[Dataset excerpt]
____________

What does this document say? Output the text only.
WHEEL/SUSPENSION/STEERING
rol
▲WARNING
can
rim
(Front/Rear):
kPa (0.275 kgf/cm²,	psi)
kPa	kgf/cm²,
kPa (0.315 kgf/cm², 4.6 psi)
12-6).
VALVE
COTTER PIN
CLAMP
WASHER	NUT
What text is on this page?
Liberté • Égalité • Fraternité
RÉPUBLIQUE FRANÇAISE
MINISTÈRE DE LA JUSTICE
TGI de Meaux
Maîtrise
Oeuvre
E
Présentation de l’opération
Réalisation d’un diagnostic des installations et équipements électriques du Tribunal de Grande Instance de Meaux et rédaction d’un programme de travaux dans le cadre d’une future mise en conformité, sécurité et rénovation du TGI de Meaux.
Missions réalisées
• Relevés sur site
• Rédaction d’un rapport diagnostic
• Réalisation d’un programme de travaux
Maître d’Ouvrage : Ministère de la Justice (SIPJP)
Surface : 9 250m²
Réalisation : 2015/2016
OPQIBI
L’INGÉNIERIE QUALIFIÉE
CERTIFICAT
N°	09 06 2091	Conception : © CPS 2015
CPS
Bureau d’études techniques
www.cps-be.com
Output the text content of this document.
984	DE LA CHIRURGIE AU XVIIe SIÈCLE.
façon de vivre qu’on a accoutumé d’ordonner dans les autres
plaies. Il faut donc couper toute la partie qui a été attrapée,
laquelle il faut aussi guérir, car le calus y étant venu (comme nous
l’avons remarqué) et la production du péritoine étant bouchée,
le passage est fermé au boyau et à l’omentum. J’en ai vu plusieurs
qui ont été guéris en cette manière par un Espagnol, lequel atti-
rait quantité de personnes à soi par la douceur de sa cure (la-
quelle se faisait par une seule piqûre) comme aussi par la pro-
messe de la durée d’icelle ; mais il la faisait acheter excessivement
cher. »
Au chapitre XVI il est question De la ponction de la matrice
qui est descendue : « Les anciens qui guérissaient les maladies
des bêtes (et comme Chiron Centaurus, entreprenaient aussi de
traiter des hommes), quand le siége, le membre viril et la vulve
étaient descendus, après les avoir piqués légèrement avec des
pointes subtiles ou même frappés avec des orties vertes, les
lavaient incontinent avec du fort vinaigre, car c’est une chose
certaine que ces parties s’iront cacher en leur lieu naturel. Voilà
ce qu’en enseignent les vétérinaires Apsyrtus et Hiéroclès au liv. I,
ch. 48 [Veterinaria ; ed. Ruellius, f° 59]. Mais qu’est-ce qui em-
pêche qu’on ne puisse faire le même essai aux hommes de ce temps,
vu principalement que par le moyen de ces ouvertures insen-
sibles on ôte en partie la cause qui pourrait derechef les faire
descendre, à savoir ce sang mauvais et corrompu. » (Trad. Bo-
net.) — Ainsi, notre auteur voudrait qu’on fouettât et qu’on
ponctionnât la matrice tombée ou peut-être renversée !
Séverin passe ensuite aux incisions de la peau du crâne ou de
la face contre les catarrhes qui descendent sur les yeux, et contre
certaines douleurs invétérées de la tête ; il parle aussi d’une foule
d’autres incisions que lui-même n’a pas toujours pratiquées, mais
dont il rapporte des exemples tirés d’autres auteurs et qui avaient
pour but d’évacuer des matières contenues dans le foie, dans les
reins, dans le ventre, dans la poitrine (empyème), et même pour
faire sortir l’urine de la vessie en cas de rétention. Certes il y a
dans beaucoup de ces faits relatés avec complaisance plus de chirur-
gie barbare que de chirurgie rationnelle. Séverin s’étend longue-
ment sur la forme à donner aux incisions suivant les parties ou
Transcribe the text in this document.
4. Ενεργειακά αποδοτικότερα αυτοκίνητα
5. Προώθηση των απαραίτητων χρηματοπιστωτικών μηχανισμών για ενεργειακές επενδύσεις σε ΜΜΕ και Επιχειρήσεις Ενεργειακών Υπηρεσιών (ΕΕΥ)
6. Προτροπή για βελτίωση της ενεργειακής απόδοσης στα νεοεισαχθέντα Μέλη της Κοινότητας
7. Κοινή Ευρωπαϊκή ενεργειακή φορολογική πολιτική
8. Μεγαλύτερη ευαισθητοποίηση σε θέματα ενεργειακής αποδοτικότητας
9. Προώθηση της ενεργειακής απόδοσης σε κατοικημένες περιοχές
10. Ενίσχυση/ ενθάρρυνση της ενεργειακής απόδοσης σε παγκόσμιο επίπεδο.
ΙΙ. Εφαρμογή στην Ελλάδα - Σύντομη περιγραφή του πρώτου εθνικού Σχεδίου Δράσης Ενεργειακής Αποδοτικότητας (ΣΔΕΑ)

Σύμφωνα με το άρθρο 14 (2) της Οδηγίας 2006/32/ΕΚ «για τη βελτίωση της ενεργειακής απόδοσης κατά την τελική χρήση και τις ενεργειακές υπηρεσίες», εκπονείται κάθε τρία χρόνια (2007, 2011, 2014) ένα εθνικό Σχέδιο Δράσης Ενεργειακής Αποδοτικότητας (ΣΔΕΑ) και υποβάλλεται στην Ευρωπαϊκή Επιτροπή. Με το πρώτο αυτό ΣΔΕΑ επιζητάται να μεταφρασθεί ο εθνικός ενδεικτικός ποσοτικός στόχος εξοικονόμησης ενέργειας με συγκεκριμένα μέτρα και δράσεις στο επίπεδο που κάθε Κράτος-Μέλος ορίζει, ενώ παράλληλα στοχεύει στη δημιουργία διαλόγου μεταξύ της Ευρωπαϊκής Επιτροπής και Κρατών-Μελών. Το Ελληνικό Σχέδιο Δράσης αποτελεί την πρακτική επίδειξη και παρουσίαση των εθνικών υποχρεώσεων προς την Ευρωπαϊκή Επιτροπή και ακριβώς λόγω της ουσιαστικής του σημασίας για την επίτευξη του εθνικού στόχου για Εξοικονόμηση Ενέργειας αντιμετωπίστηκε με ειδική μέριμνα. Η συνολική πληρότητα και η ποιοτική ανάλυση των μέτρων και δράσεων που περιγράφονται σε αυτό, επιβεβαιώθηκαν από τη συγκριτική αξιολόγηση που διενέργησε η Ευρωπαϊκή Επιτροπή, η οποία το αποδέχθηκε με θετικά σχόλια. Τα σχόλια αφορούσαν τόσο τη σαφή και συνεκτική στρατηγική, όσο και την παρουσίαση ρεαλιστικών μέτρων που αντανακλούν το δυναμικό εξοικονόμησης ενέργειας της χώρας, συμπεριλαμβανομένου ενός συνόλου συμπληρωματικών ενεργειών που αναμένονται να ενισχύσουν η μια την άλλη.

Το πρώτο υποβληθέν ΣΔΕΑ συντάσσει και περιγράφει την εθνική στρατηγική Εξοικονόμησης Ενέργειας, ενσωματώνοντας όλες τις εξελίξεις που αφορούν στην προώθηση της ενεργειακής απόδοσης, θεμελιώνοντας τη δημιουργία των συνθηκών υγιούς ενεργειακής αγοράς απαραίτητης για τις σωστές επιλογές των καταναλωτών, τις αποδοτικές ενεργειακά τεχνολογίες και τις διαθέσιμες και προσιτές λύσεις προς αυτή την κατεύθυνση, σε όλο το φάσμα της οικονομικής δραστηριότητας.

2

____________

# [Written task]
Show the lines that mention the word "faire".

# [Answer]
pêche qu’on ne puisse faire le même essai aux hommes de ce temps,
sibles on ôte en partie la cause qui pourrait derechef les faire
faire sortir l’urine de la vessie en cas de rétention. Certes il y a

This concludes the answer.